-------- Supplied records
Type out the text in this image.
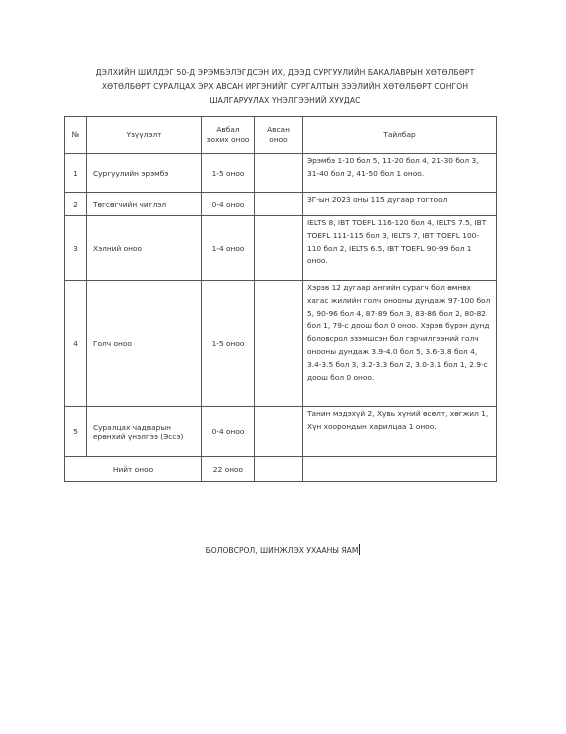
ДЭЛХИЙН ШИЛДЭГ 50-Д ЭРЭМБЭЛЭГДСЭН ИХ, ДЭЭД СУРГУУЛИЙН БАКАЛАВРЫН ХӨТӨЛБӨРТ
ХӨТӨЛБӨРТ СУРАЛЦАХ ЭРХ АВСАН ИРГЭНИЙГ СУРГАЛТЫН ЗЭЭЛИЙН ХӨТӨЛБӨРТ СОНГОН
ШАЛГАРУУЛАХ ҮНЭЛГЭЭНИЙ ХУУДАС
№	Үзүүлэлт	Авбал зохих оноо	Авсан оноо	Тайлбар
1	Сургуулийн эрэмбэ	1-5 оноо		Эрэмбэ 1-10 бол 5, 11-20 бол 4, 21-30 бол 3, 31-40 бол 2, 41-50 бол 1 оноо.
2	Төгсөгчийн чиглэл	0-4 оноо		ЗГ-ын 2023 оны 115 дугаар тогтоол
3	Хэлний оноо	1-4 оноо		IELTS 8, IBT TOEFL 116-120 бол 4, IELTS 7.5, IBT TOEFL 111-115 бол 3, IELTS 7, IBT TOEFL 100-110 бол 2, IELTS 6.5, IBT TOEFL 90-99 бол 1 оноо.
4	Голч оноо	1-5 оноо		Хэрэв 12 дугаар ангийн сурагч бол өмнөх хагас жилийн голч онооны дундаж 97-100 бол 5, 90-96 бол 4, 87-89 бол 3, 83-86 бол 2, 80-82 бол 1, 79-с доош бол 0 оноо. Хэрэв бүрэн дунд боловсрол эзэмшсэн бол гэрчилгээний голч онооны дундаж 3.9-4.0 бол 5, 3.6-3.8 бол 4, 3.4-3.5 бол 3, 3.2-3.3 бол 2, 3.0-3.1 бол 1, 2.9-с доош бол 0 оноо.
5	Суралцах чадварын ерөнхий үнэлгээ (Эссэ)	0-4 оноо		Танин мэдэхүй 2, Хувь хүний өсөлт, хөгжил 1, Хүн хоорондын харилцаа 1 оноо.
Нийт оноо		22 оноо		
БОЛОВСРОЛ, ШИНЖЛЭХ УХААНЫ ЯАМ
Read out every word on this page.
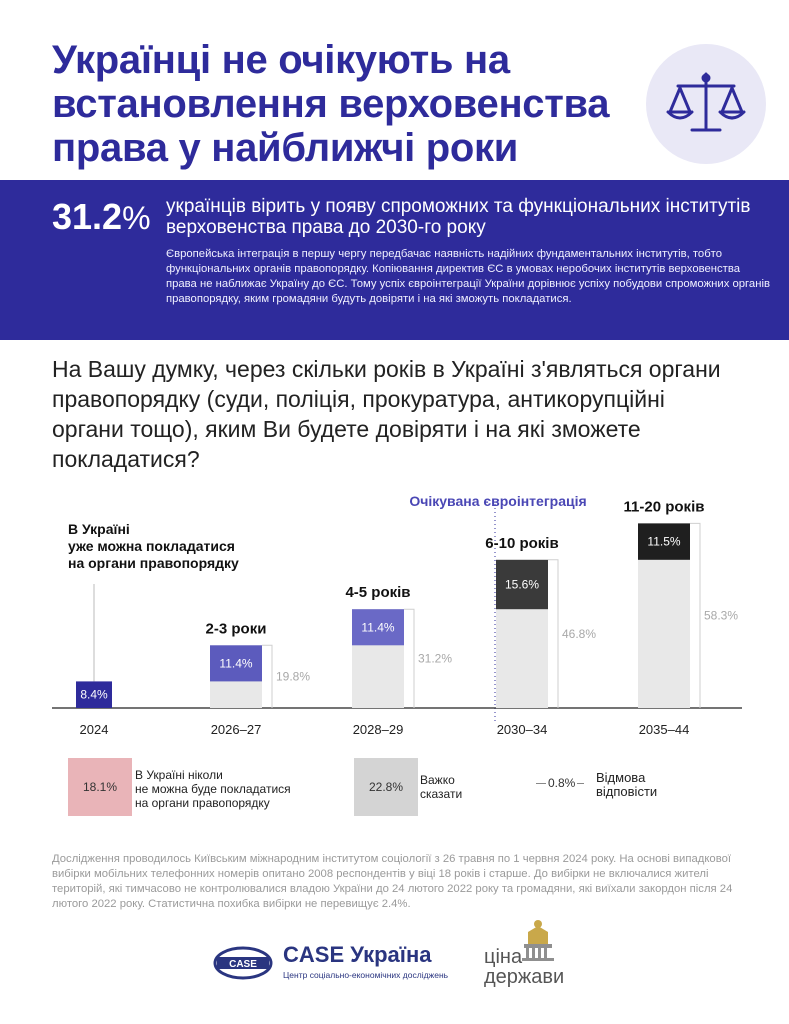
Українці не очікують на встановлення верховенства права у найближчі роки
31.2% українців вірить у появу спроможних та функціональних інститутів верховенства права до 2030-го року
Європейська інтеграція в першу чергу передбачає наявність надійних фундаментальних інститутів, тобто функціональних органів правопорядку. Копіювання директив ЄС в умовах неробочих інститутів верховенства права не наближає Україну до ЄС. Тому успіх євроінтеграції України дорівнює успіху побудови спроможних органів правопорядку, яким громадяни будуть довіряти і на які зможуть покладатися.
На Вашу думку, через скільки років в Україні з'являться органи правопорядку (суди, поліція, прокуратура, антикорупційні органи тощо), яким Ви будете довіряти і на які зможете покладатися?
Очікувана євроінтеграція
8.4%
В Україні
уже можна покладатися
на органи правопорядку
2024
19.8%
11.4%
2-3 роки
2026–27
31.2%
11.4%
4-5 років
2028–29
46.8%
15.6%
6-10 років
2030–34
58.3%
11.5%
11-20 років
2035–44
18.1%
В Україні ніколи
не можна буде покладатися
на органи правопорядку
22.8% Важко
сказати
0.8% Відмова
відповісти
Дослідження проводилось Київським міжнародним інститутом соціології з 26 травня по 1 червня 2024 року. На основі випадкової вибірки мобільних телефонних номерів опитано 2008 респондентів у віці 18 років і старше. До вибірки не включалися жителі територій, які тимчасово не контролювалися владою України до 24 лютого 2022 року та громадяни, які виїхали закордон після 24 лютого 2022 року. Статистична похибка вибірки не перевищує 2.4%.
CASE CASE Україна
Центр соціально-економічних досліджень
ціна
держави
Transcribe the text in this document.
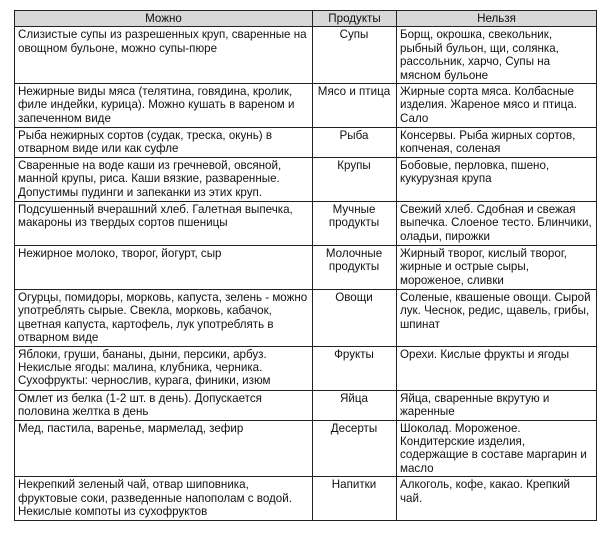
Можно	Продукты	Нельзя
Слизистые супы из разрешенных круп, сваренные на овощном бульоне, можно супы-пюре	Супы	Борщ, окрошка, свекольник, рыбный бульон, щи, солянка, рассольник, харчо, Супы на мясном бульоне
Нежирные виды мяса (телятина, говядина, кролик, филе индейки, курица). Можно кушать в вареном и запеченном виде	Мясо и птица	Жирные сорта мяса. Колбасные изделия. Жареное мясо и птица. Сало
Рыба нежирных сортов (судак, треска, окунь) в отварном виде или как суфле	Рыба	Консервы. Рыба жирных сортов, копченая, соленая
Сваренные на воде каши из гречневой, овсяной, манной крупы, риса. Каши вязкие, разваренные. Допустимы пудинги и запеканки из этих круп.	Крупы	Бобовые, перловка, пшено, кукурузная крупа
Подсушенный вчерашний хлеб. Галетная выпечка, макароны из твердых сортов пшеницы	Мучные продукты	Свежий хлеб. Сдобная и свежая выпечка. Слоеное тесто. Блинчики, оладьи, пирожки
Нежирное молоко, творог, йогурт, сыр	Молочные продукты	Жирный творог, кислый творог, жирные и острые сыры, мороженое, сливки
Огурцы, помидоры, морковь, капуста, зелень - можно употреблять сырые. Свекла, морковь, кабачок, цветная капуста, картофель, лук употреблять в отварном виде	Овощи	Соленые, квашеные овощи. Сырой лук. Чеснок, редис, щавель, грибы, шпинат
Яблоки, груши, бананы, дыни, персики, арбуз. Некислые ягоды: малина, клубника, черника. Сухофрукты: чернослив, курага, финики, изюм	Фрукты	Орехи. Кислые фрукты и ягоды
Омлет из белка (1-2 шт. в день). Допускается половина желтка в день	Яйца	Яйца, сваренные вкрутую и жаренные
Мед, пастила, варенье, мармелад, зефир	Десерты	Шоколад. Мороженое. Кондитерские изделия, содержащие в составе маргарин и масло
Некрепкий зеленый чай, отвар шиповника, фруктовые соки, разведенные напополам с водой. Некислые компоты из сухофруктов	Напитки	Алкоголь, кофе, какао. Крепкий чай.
----------------
-------- Supplied records
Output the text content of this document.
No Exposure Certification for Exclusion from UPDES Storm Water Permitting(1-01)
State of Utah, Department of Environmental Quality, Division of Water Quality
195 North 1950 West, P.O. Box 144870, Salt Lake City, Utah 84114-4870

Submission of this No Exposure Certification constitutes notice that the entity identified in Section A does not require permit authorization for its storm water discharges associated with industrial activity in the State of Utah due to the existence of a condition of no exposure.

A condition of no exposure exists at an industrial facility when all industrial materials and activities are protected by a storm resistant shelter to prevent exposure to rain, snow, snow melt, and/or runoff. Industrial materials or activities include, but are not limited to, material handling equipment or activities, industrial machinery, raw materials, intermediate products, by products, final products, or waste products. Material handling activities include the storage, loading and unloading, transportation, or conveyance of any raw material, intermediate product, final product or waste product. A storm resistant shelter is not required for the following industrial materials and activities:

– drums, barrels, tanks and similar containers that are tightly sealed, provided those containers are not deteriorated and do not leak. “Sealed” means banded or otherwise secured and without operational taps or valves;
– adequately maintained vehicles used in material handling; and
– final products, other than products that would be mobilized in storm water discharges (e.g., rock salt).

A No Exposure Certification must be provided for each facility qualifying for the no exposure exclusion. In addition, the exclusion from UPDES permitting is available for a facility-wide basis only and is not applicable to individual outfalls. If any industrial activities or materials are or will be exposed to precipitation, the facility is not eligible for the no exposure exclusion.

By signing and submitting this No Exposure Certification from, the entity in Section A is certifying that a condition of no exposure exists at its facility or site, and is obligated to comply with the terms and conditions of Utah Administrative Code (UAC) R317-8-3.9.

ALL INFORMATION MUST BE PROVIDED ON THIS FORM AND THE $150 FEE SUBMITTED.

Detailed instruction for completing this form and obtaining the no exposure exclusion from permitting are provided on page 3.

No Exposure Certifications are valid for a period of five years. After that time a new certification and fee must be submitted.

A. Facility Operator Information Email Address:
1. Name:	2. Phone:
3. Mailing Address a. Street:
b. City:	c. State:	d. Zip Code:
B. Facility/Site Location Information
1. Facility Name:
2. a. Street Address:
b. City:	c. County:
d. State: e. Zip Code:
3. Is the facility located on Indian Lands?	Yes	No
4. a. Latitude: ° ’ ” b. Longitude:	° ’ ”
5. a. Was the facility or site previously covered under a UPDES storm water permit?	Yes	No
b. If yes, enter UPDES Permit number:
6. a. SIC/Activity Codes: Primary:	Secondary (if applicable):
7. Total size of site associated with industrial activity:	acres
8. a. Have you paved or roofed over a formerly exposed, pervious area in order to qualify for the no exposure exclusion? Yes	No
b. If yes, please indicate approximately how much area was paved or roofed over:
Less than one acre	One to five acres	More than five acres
----------------
■ **Exercise goal**:
Using the listing, copy every line where the word "ХӨТӨЛБӨРТ" shows up.

■ **Complete answer**:
ДЭЛХИЙН ШИЛДЭГ 50-Д ЭРЭМБЭЛЭГДСЭН ИХ, ДЭЭД СУРГУУЛИЙН БАКАЛАВРЫН ХӨТӨЛБӨРТ
ХӨТӨЛБӨРТ СУРАЛЦАХ ЭРХ АВСАН ИРГЭНИЙГ СУРГАЛТЫН ЗЭЭЛИЙН ХӨТӨЛБӨРТ СОНГОН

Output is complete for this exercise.